INPUT:
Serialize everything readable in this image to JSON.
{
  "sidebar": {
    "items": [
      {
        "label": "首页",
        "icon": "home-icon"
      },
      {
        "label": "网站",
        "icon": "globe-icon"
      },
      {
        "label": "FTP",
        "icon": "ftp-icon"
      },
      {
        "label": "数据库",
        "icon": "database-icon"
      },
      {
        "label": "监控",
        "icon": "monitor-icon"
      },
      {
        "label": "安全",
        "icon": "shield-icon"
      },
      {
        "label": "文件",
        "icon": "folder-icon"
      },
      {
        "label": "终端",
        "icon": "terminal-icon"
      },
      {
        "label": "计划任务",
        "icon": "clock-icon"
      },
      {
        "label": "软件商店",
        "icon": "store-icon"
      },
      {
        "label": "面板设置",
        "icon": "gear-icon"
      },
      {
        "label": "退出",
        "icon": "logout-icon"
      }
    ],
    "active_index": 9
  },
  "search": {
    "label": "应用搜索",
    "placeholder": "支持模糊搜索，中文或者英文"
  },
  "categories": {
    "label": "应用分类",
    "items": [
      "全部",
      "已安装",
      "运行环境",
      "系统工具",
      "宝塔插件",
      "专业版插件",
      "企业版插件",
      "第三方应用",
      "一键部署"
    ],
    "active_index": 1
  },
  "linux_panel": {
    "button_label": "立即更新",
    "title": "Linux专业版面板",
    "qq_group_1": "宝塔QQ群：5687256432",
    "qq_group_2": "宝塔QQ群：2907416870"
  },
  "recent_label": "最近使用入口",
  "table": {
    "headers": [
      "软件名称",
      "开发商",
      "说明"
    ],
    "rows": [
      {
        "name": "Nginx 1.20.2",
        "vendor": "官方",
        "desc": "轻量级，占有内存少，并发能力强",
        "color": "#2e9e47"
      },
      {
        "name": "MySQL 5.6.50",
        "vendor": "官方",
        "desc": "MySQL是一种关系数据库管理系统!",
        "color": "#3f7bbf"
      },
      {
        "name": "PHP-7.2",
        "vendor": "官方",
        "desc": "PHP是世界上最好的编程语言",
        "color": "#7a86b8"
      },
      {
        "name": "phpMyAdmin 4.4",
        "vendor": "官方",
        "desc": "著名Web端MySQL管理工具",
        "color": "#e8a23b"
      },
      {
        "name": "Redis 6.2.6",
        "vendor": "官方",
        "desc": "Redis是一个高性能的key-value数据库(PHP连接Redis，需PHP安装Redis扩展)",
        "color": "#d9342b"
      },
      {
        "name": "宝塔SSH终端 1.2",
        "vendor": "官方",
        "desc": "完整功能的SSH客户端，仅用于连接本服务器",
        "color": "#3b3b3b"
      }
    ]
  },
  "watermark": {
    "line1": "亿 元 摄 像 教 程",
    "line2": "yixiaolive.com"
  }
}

STATED PROBLEM:
All lines of the data above that include the word "color" must be shown.

THE RESPONSE:
        "color": "#2e9e47"
        "color": "#3f7bbf"
        "color": "#7a86b8"
        "color": "#e8a23b"
        "color": "#d9342b"
        "color": "#3b3b3b"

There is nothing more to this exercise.